## START Task data

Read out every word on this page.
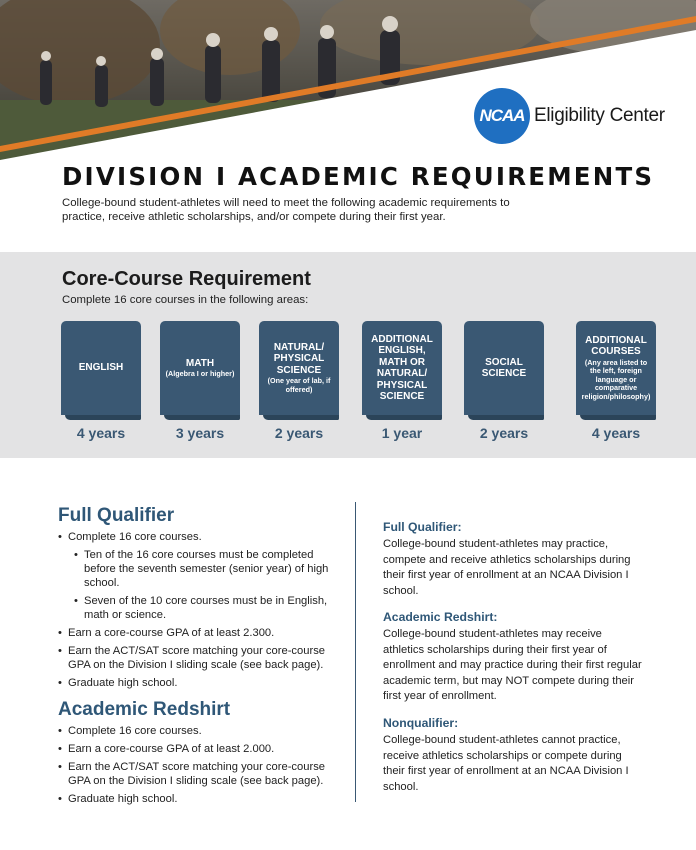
NCAA Eligibility Center
DIVISION I ACADEMIC REQUIREMENTS

College-bound student-athletes will need to meet the following academic requirements to practice, receive athletic scholarships, and/or compete during their first year.

Core-Course Requirement

Complete 16 core courses in the following areas:

ENGLISH
4 years
MATH
(Algebra I or higher)
3 years
NATURAL/ PHYSICAL SCIENCE
(One year of lab, if offered)
2 years
ADDITIONAL ENGLISH, MATH OR NATURAL/ PHYSICAL SCIENCE
1 year
SOCIAL SCIENCE
2 years
ADDITIONAL COURSES
(Any area listed to the left, foreign language or comparative religion/philosophy)
4 years
Full Qualifier
• Complete 16 core courses.
• Ten of the 16 core courses must be completed before the seventh semester (senior year) of high school.
• Seven of the 10 core courses must be in English, math or science.
• Earn a core-course GPA of at least 2.300.
• Earn the ACT/SAT score matching your core-course GPA on the Division I sliding scale (see back page).
• Graduate high school.
Academic Redshirt
• Complete 16 core courses.
• Earn a core-course GPA of at least 2.000.
• Earn the ACT/SAT score matching your core-course GPA on the Division I sliding scale (see back page).
• Graduate high school.

Full Qualifier:

College-bound student-athletes may practice, compete and receive athletics scholarships during their first year of enrollment at an NCAA Division I school.

Academic Redshirt:

College-bound student-athletes may receive athletics scholarships during their first year of enrollment and may practice during their first regular academic term, but may NOT compete during their first year of enrollment.

Nonqualifier:

College-bound student-athletes cannot practice, receive athletics scholarships or compete during their first year of enrollment at an NCAA Division I school.
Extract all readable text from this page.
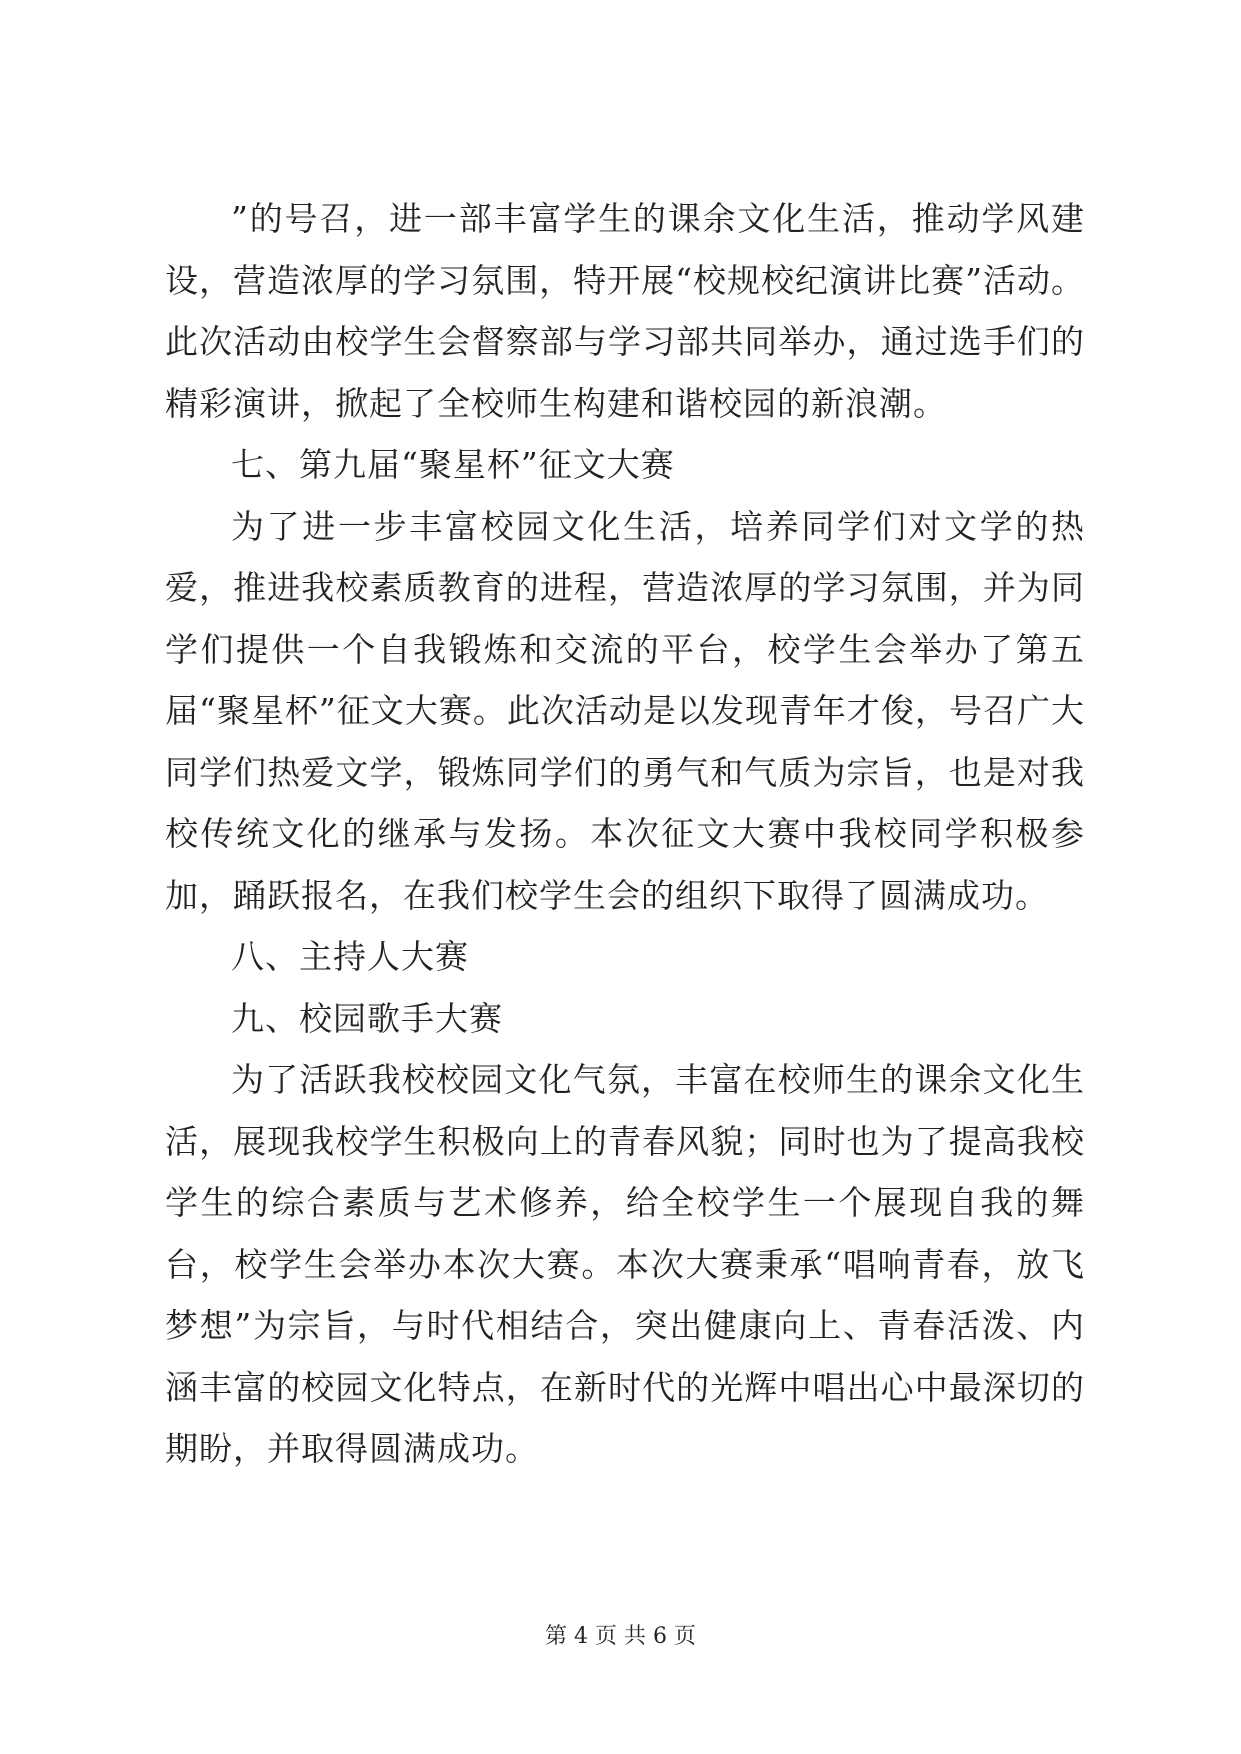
”的号召，进一部丰富学生的课余文化生活，推动学风建设，营造浓厚的学习氛围，特开展“校规校纪演讲比赛”活动。此次活动由校学生会督察部与学习部共同举办，通过选手们的精彩演讲，掀起了全校师生构建和谐校园的新浪潮。

七、第九届“聚星杯”征文大赛

为了进一步丰富校园文化生活，培养同学们对文学的热爱，推进我校素质教育的进程，营造浓厚的学习氛围，并为同学们提供一个自我锻炼和交流的平台，校学生会举办了第五届“聚星杯”征文大赛。此次活动是以发现青年才俊，号召广大同学们热爱文学，锻炼同学们的勇气和气质为宗旨，也是对我校传统文化的继承与发扬。本次征文大赛中我校同学积极参加，踊跃报名，在我们校学生会的组织下取得了圆满成功。

八、主持人大赛

九、校园歌手大赛

为了活跃我校校园文化气氛，丰富在校师生的课余文化生活，展现我校学生积极向上的青春风貌；同时也为了提高我校学生的综合素质与艺术修养，给全校学生一个展现自我的舞台，校学生会举办本次大赛。本次大赛秉承“唱响青春，放飞梦想”为宗旨，与时代相结合，突出健康向上、青春活泼、内涵丰富的校园文化特点，在新时代的光辉中唱出心中最深切的期盼，并取得圆满成功。

第 4 页 共 6 页
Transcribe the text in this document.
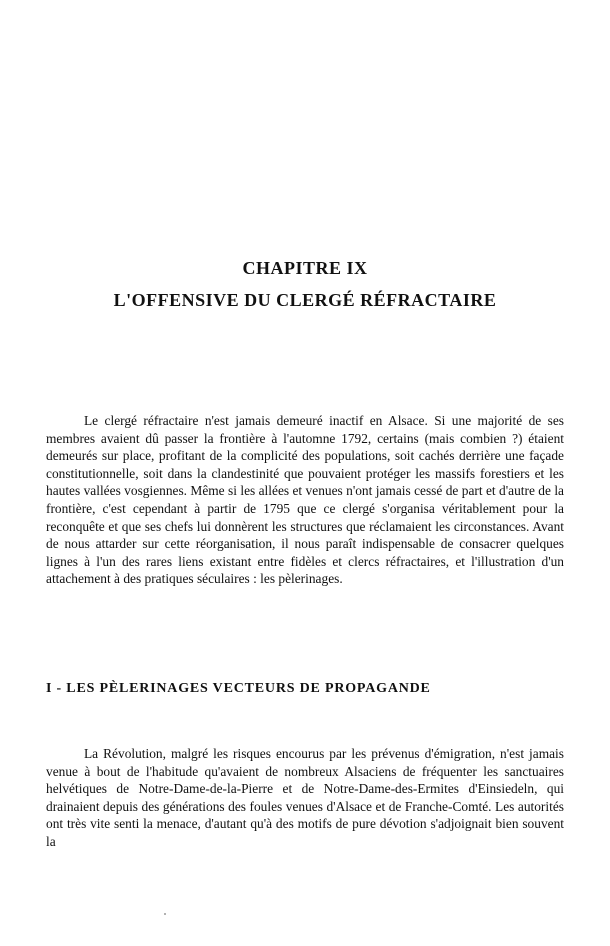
CHAPITRE IX
L'OFFENSIVE DU CLERGÉ RÉFRACTAIRE

Le clergé réfractaire n'est jamais demeuré inactif en Alsace. Si une majorité de ses membres avaient dû passer la frontière à l'automne 1792, certains (mais combien ?) étaient demeurés sur place, profitant de la complicité des populations, soit cachés derrière une façade constitutionnelle, soit dans la clandestinité que pouvaient protéger les massifs forestiers et les hautes vallées vosgiennes. Même si les allées et venues n'ont jamais cessé de part et d'autre de la frontière, c'est cependant à partir de 1795 que ce clergé s'organisa véritablement pour la reconquête et que ses chefs lui donnèrent les structures que réclamaient les circonstances. Avant de nous attarder sur cette réorganisation, il nous paraît indispensable de consacrer quelques lignes à l'un des rares liens existant entre fidèles et clercs réfractaires, et l'illustration d'un attachement à des pratiques séculaires : les pèlerinages.

I - LES PÈLERINAGES VECTEURS DE PROPAGANDE

La Révolution, malgré les risques encourus par les prévenus d'émigration, n'est jamais venue à bout de l'habitude qu'avaient de nombreux Alsaciens de fréquenter les sanctuaires helvétiques de Notre-Dame-de-la-Pierre et de Notre-Dame-des-Ermites d'Einsiedeln, qui drainaient depuis des générations des foules venues d'Alsace et de Franche-Comté. Les autorités ont très vite senti la menace, d'autant qu'à des motifs de pure dévotion s'adjoignait bien souvent la
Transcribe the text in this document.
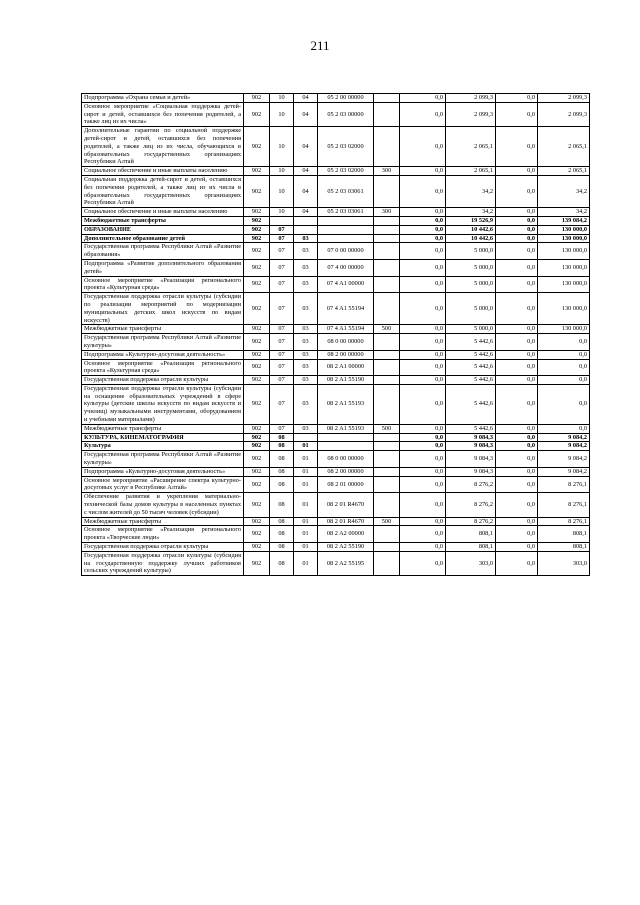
211
Подпрограмма «Охрана семьи и детей»	902	10	04	05 2 00 00000		0,0	2 099,3	0,0	2 099,3
Основное мероприятие «Социальная поддержка детей-сирот и детей, оставшихся без попечения родителей, а также лиц из их числа»	902	10	04	05 2 03 00000		0,0	2 099,3	0,0	2 099,3
Дополнительные гарантии по социальной поддержке детей-сирот и детей, оставшихся без попечения родителей, а также лиц из их числа, обучающихся в образовательных государственных организациях Республики Алтай	902	10	04	05 2 03 02000		0,0	2 065,1	0,0	2 065,1
Социальное обеспечение и иные выплаты населению	902	10	04	05 2 03 02000	300	0,0	2 065,1	0,0	2 065,1
Социальная поддержка детей-сирот и детей, оставшихся без попечения родителей, а также лиц из их числа в образовательных государственных организациях Республики Алтай	902	10	04	05 2 03 03061		0,0	34,2	0,0	34,2
Социальное обеспечение и иные выплаты населению	902	10	04	05 2 03 03061	300	0,0	34,2	0,0	34,2
Межбюджетные трансферты	902					0,0	19 526,9	0,0	139 084,2
ОБРАЗОВАНИЕ	902	07				0,0	10 442,6	0,0	130 000,0
Дополнительное образование детей	902	07	03			0,0	10 442,6	0,0	130 000,0
Государственная программа Республики Алтай «Развитие образования»	902	07	03	07 0 00 00000		0,0	5 000,0	0,0	130 000,0
Подпрограмма «Развитие дополнительного образования детей»	902	07	03	07 4 00 00000		0,0	5 000,0	0,0	130 000,0
Основное мероприятие «Реализация регионального проекта «Культурная среда»	902	07	03	07 4 A1 00000		0,0	5 000,0	0,0	130 000,0
Государственная поддержка отрасли культуры (субсидии по реализации мероприятий по модернизации муниципальных детских школ искусств по видам искусств)	902	07	03	07 4 A1 55194		0,0	5 000,0	0,0	130 000,0
Межбюджетные трансферты	902	07	03	07 4 A1 55194	500	0,0	5 000,0	0,0	130 000,0
Государственная программа Республики Алтай «Развитие культуры»	902	07	03	08 0 00 00000		0,0	5 442,6	0,0	0,0
Подпрограмма «Культурно-досуговая деятельность»	902	07	03	08 2 00 00000		0,0	5 442,6	0,0	0,0
Основное мероприятие «Реализация регионального проекта «Культурная среда»	902	07	03	08 2 A1 00000		0,0	5 442,6	0,0	0,0
Государственная поддержка отрасли культуры	902	07	03	08 2 A1 55190		0,0	5 442,6	0,0	0,0
Государственная поддержка отрасли культуры (субсидии на оснащение образовательных учреждений в сфере культуры (детские школы искусств по видам искусств и училищ) музыкальными инструментами, оборудованием и учебными материалами)	902	07	03	08 2 A1 55193		0,0	5 442,6	0,0	0,0
Межбюджетные трансферты	902	07	03	08 2 A1 55193	500	0,0	5 442,6	0,0	0,0
КУЛЬТУРА, КИНЕМАТОГРАФИЯ	902	08				0,0	9 084,3	0,0	9 084,2
Культура	902	08	01			0,0	9 084,3	0,0	9 084,2
Государственная программа Республики Алтай «Развитие культуры»	902	08	01	08 0 00 00000		0,0	9 084,3	0,0	9 084,2
Подпрограмма «Культурно-досуговая деятельность»	902	08	01	08 2 00 00000		0,0	9 084,3	0,0	9 084,2
Основное мероприятие «Расширение спектра культурно-досуговых услуг в Республике Алтай»	902	08	01	08 2 01 00000		0,0	8 276,2	0,0	8 276,1
Обеспечение развития и укрепления материально-технической базы домов культуры в населенных пунктах с числом жителей до 50 тысяч человек (субсидии)	902	08	01	08 2 01 R4670		0,0	8 276,2	0,0	8 276,1
Межбюджетные трансферты	902	08	01	08 2 01 R4670	500	0,0	8 276,2	0,0	8 276,1
Основное мероприятие «Реализация регионального проекта «Творческие люди»	902	08	01	08 2 A2 00000		0,0	808,1	0,0	808,1
Государственная поддержка отрасли культуры	902	08	01	08 2 A2 55190		0,0	808,1	0,0	808,1
Государственная поддержка отрасли культуры (субсидия на государственную поддержку лучших работников сельских учреждений культуры)	902	08	01	08 2 A2 55195		0,0	303,0	0,0	303,0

## END Task data

Requirement:
Only the number is needed here: how many lines of the records contain "PHYSICAL"?

Exercise response:
2